═════ Text section

Secondly, the bill removes the ‘gag clause’. Registered health practitioners, social workers and counsellors will have the ability to raise voluntary assisted dying within the context of providing relevant clinical care for a person. The practitioner must be satisfied that the person understands the treatment options available and likely outcomes of treatments, including palliative care options.

Thirdly, the bill makes important changes to the voluntary assisted dying workforce, including enabling nurse practitioners to act as co-ordinating or consulting practitioners and amending the minimum requirements of health practitioners to improve accessibility to consultations, especially in regional and rural Victoria.

Fourthly, whilst the bill upholds a practitioner’s right to refuse to participate in voluntary assisted dying on the basis of a conscientious objection, such practitioners will now have an obligation to provide information about voluntary assisted dying on the request of a person, including the details of the Care Navigator Service. This brings VAD in line with most other jurisdictions, and mirrors similar provisions outlined in the Abortion Law Reform Act 2008. Further, the bill specifies that healthcare services that hold an objection must not withdraw a service from a person on the basis that they believe that they have made or are likely to make an application for VAD.

And finally, on the request of a person, health service providers must allow reasonable access to a health practitioner, witness or nominated person for the purpose of accessing voluntary assisted dying. This provision does not require that an employee at that service who holds a conscientious objection to take part in the provision of voluntary assisted dying, but ensures that in settings where providers are limited – for example, in some parts of rural Victoria where the majority of aged care providers are denominational – a person is not impeded from their right to choose assisted dying.

══════════

### Exercise requirements
**a.** In the text on the voluntary assisted dying bill, which health practitioners does the bill enable to act as co-ordinating or consulting practitioners?
**b.** Write what comes next in the text on the voluntary assisted dying bill, picking up after its last sentence.

═════ Entries shown

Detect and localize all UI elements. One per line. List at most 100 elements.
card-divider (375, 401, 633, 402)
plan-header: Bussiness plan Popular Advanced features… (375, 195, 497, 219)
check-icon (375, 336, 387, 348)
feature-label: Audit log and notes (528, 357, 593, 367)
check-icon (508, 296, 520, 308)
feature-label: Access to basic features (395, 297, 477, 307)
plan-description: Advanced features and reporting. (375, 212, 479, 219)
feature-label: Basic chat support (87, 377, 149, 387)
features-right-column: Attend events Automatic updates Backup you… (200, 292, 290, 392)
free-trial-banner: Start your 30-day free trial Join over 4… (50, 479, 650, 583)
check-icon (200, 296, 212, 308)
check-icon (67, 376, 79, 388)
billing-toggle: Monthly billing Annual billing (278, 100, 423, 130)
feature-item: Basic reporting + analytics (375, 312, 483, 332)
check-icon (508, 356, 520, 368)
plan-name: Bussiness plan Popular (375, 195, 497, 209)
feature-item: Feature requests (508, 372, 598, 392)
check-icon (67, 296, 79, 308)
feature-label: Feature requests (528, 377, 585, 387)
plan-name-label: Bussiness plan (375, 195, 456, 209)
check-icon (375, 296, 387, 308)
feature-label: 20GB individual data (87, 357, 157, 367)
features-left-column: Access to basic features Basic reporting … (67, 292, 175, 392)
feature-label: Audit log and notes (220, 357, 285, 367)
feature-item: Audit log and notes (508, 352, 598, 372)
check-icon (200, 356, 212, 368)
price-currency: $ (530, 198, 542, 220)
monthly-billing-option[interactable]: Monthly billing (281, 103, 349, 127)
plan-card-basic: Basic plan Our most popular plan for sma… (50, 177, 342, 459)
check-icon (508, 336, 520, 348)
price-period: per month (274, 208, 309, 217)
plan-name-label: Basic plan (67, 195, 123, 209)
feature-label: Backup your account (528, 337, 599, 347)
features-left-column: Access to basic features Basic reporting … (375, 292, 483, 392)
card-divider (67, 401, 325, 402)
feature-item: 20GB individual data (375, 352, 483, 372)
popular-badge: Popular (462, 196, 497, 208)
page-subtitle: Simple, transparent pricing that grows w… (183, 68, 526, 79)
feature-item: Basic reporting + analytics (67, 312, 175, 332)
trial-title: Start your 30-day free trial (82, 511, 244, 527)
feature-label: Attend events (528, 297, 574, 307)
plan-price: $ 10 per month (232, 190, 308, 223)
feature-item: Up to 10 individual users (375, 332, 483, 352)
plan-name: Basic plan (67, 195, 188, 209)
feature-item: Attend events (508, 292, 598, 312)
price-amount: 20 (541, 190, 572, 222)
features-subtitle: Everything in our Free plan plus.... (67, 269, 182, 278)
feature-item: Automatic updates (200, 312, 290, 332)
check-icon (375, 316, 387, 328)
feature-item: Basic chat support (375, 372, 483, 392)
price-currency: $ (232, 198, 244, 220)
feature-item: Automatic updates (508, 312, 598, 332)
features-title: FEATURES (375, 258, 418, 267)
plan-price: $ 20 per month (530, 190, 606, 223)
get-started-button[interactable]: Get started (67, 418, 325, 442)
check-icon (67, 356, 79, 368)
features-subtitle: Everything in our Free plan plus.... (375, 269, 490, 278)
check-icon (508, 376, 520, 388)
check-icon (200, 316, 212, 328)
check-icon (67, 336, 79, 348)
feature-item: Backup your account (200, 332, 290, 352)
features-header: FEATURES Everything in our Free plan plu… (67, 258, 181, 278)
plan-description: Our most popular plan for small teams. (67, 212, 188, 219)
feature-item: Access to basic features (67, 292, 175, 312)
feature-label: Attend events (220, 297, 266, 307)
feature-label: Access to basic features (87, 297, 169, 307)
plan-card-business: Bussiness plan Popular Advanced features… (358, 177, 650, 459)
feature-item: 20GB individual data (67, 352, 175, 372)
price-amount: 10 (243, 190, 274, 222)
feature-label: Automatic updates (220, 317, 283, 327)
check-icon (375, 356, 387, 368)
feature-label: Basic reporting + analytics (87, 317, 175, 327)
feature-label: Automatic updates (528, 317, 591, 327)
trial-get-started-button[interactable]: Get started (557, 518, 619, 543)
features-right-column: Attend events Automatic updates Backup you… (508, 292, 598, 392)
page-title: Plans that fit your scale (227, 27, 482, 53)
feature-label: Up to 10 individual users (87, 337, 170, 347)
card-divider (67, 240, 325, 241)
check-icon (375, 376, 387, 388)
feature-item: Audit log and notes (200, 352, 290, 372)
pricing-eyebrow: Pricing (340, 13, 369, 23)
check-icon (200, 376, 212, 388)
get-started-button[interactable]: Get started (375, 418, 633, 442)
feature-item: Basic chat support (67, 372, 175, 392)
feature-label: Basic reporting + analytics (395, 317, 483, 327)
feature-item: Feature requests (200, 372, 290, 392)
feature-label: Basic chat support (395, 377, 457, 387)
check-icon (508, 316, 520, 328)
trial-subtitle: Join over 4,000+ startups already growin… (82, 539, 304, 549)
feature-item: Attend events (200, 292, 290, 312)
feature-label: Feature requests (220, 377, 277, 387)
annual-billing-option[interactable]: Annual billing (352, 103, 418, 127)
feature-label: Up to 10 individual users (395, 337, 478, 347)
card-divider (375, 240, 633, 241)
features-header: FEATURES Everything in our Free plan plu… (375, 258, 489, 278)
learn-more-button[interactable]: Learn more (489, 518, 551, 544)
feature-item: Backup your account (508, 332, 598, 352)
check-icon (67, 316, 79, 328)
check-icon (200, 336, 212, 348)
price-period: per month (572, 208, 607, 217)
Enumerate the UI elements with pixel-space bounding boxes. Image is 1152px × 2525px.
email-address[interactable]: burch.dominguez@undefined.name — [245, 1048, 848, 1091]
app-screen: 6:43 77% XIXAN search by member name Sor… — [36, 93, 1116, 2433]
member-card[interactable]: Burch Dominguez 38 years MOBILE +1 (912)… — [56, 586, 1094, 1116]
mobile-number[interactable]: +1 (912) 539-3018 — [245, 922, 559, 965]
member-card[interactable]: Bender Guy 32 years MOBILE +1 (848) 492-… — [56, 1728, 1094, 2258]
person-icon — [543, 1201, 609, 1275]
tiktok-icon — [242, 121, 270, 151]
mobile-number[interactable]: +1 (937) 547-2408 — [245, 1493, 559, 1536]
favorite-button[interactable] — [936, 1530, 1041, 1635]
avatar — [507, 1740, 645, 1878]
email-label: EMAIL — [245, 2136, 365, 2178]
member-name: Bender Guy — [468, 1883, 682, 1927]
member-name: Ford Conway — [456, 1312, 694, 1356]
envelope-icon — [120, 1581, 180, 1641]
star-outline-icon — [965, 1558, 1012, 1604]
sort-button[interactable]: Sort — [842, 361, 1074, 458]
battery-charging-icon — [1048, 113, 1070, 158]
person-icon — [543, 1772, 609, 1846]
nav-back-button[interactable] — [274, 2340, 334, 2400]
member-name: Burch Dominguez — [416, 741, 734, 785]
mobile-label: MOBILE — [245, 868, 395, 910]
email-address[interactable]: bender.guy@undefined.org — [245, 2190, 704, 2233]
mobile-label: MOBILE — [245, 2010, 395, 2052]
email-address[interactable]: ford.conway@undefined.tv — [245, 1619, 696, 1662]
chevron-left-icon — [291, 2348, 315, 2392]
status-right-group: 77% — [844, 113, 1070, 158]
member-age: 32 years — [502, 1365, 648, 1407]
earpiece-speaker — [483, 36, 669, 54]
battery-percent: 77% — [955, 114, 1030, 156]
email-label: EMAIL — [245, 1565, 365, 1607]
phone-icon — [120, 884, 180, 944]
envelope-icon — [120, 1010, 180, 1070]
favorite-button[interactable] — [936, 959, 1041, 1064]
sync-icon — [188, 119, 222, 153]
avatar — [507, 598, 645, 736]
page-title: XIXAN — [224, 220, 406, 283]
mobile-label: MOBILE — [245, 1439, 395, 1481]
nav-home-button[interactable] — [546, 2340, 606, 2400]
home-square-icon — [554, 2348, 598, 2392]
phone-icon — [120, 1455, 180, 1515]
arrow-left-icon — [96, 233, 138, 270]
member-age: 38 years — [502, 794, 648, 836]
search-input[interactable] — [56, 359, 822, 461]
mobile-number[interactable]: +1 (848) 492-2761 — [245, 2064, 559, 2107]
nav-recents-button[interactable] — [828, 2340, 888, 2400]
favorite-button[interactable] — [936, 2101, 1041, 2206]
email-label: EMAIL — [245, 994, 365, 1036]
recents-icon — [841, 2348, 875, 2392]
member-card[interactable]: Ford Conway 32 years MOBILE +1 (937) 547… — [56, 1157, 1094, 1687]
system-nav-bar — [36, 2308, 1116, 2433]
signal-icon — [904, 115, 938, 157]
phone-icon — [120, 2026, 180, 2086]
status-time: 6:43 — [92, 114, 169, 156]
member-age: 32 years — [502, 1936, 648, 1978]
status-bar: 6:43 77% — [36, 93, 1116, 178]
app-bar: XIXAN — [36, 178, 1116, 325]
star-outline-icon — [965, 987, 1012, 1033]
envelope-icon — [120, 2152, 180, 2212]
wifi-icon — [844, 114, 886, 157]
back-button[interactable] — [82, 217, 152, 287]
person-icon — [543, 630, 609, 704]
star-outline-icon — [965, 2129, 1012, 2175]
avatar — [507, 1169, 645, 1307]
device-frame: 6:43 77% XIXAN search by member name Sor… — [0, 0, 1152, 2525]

══════════

### Answers for the tasks
**a.** Nurse practitioners

**b.**
Fifth, the bill makes amendments to remove the default assumption that a person must self-administer the voluntary assisted dying substance unless physically incapable of doing so. Instead, in collaboration with their coordinating practitioner, a patient will have a choice between self-administration and administration by their coordinating practitioner. The current laws, which have self-administration as the default option, with no option to change this quickly or easily, have led to highly distressing situations for some patients and their families at the time of administration.

The bill then makes a number of minor amendments to the functions of the review board, decreases the time that must elapse between the first and final requests and establishes a number of record-keeping requirements for practitioners.

Finally, the bill establishes a mandatory, ongoing legislative review every three years – something missing from the original act. It also proposes that the review must consider several emerging themes within the assisted dying space that have been explored in international jurisdictions but require further consideration in our own context. These include challenging areas, like accessing VAD in the event someone loses capacity to consent, or access for those under 18 who demonstrate the ability to make informed decisions.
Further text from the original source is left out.